*Directions for this task*
Reproduce the entries word for word, from the first line through the line containing "data-point xyxy=(730,297,737,304)", including that line.

*Input*
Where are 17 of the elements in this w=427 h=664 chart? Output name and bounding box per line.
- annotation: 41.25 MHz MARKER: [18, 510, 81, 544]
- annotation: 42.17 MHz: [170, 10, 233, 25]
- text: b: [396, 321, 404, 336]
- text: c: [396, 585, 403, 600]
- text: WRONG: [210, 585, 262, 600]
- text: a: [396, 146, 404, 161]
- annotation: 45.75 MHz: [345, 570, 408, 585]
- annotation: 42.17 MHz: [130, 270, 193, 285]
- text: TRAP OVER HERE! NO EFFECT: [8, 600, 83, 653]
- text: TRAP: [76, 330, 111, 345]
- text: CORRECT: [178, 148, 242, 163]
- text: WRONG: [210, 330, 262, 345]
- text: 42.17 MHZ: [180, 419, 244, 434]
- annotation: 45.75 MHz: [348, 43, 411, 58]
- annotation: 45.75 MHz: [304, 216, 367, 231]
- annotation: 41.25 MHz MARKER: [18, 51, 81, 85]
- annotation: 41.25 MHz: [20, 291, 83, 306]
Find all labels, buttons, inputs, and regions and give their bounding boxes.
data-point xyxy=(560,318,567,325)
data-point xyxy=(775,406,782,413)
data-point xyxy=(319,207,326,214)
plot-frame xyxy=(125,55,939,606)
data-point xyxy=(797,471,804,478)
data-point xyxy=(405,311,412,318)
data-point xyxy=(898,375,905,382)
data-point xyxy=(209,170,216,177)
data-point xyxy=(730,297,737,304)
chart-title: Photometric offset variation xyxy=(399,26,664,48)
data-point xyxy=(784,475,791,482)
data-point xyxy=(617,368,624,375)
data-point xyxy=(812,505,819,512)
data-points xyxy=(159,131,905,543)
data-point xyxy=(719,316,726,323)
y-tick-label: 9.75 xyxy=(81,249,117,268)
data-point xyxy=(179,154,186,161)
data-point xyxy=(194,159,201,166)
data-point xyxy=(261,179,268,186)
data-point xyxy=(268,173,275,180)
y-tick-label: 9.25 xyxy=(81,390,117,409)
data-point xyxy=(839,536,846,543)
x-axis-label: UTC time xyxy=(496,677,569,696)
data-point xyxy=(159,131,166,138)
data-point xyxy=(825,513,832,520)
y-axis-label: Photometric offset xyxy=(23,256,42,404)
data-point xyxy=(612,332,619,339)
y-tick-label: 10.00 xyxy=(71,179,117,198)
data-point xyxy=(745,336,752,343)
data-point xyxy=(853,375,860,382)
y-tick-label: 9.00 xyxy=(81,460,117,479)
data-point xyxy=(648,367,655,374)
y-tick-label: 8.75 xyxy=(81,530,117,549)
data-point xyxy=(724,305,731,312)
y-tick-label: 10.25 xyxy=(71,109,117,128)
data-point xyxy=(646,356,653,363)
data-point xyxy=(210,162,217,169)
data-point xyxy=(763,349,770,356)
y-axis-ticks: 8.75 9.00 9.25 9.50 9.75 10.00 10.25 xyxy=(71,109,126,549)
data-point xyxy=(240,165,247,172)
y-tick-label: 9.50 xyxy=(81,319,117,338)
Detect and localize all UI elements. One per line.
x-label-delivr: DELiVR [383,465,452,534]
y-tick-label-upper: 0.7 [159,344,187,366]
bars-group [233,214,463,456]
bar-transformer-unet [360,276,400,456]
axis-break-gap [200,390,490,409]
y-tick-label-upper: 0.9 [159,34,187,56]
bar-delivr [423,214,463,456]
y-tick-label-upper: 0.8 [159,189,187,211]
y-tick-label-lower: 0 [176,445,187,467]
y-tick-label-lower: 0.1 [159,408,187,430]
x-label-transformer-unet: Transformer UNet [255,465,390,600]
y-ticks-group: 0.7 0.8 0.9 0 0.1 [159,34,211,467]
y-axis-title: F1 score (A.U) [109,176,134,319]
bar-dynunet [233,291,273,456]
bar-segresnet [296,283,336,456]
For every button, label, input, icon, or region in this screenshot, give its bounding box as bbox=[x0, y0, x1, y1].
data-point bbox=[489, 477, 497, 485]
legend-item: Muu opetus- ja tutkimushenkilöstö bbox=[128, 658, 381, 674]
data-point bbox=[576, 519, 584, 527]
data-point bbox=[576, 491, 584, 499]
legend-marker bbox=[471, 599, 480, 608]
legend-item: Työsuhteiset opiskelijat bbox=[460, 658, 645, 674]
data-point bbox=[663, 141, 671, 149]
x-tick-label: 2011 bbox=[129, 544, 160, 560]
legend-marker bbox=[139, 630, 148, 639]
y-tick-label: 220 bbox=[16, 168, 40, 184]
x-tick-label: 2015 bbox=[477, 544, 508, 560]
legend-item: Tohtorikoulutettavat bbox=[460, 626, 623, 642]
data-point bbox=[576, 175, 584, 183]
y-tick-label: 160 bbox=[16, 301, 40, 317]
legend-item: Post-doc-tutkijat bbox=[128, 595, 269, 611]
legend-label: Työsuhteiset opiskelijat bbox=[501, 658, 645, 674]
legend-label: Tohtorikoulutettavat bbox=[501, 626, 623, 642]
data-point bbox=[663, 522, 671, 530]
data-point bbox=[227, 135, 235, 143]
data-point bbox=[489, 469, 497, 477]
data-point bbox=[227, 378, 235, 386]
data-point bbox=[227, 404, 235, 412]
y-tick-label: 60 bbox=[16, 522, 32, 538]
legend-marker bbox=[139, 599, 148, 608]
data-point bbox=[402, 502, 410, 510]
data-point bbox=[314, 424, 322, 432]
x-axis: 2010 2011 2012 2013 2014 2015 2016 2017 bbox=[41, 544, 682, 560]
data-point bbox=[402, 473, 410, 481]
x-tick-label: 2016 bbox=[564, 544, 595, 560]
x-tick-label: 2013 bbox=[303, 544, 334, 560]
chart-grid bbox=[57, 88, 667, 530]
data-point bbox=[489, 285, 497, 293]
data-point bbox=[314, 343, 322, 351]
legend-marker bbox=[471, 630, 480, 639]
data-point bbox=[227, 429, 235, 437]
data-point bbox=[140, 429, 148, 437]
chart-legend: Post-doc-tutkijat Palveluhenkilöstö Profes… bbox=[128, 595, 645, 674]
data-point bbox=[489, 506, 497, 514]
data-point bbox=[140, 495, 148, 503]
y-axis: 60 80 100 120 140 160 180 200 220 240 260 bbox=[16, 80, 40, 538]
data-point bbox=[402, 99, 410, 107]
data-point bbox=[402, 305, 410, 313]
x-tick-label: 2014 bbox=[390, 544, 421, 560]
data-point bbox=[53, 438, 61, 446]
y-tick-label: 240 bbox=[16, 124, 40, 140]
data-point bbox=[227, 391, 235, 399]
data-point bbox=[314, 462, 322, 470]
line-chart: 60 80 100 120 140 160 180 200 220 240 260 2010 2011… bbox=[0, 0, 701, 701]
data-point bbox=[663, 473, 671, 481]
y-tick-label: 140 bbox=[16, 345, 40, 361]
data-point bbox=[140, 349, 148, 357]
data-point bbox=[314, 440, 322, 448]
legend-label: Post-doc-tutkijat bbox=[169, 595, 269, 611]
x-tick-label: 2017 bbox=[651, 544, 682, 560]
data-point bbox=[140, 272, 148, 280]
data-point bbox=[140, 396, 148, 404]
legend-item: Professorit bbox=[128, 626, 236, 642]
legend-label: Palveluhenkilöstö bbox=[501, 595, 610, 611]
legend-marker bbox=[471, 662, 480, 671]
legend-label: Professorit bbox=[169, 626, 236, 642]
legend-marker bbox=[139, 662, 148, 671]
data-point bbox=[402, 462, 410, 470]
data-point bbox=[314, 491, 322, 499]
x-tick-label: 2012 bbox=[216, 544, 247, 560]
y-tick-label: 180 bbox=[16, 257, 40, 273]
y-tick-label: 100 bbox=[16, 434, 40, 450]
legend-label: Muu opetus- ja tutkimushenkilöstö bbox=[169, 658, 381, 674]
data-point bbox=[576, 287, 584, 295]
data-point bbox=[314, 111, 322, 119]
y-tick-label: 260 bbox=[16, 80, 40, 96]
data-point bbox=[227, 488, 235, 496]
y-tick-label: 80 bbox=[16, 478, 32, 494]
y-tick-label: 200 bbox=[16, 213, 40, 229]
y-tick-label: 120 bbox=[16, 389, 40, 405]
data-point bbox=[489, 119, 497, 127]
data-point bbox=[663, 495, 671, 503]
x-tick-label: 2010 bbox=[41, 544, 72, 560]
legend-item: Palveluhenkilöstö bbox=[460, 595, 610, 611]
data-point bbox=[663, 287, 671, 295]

*Response to the task*
Where are 17 of the elements in this w=427 h=664 chart? Output name and bounding box per line.
- annotation: 41.25 MHz MARKER: [18, 510, 81, 544]
- annotation: 42.17 MHz: [170, 10, 233, 25]
- text: b: [396, 321, 404, 336]
- text: c: [396, 585, 403, 600]
- text: WRONG: [210, 585, 262, 600]
- text: a: [396, 146, 404, 161]
- annotation: 45.75 MHz: [345, 570, 408, 585]
- annotation: 42.17 MHz: [130, 270, 193, 285]
- text: TRAP OVER HERE! NO EFFECT: [8, 600, 83, 653]
- text: TRAP: [76, 330, 111, 345]
- text: CORRECT: [178, 148, 242, 163]
- text: WRONG: [210, 330, 262, 345]
- text: 42.17 MHZ: [180, 419, 244, 434]
- annotation: 45.75 MHz: [348, 43, 411, 58]
- annotation: 45.75 MHz: [304, 216, 367, 231]
- annotation: 41.25 MHz MARKER: [18, 51, 81, 85]
- annotation: 41.25 MHz: [20, 291, 83, 306]
Find all labels, buttons, inputs, and regions and give their bounding boxes.
data-point xyxy=(560,318,567,325)
data-point xyxy=(775,406,782,413)
data-point xyxy=(319,207,326,214)
plot-frame xyxy=(125,55,939,606)
data-point xyxy=(797,471,804,478)
data-point xyxy=(405,311,412,318)
data-point xyxy=(898,375,905,382)
data-point xyxy=(209,170,216,177)
data-point xyxy=(730,297,737,304)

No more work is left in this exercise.